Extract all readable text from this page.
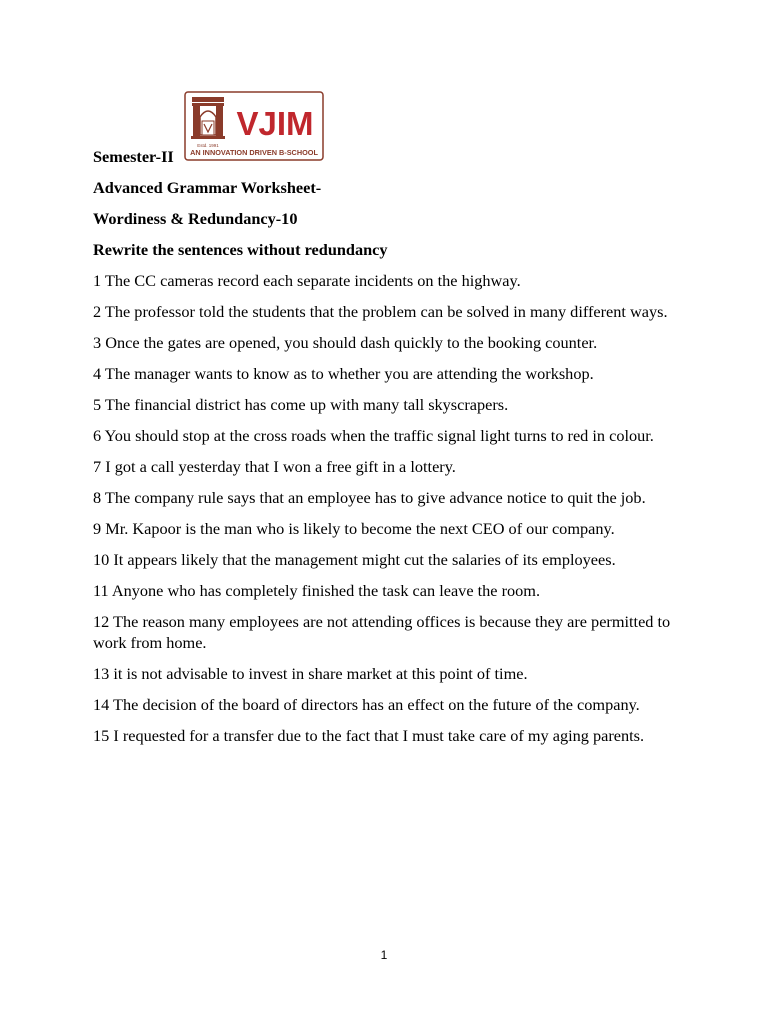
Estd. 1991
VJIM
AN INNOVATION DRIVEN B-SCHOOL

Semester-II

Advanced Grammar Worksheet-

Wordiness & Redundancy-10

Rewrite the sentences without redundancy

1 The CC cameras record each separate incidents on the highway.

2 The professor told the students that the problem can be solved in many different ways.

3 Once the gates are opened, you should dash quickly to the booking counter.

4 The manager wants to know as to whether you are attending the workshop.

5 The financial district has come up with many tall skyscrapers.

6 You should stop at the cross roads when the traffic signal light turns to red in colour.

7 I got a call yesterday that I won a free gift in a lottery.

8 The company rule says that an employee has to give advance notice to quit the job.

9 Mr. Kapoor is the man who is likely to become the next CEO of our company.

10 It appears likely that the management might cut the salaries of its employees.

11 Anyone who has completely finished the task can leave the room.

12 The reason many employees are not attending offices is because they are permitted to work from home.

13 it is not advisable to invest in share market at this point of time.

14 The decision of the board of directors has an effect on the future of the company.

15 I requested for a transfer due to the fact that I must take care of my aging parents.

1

> **Required task**: Your task is to retype all the entries exactly and leave out any pictures.

> **Result of the task**:
Extract all readable text from this page.
Estd. 1991
VJIM
AN INNOVATION DRIVEN B-SCHOOL

Semester-II

Advanced Grammar Worksheet-

Wordiness & Redundancy-10

Rewrite the sentences without redundancy

1 The CC cameras record each separate incidents on the highway.

2 The professor told the students that the problem can be solved in many different ways.

3 Once the gates are opened, you should dash quickly to the booking counter.

4 The manager wants to know as to whether you are attending the workshop.

5 The financial district has come up with many tall skyscrapers.

6 You should stop at the cross roads when the traffic signal light turns to red in colour.

7 I got a call yesterday that I won a free gift in a lottery.

8 The company rule says that an employee has to give advance notice to quit the job.

9 Mr. Kapoor is the man who is likely to become the next CEO of our company.

10 It appears likely that the management might cut the salaries of its employees.

11 Anyone who has completely finished the task can leave the room.

12 The reason many employees are not attending offices is because they are permitted to work from home.

13 it is not advisable to invest in share market at this point of time.

14 The decision of the board of directors has an effect on the future of the company.

15 I requested for a transfer due to the fact that I must take care of my aging parents.

1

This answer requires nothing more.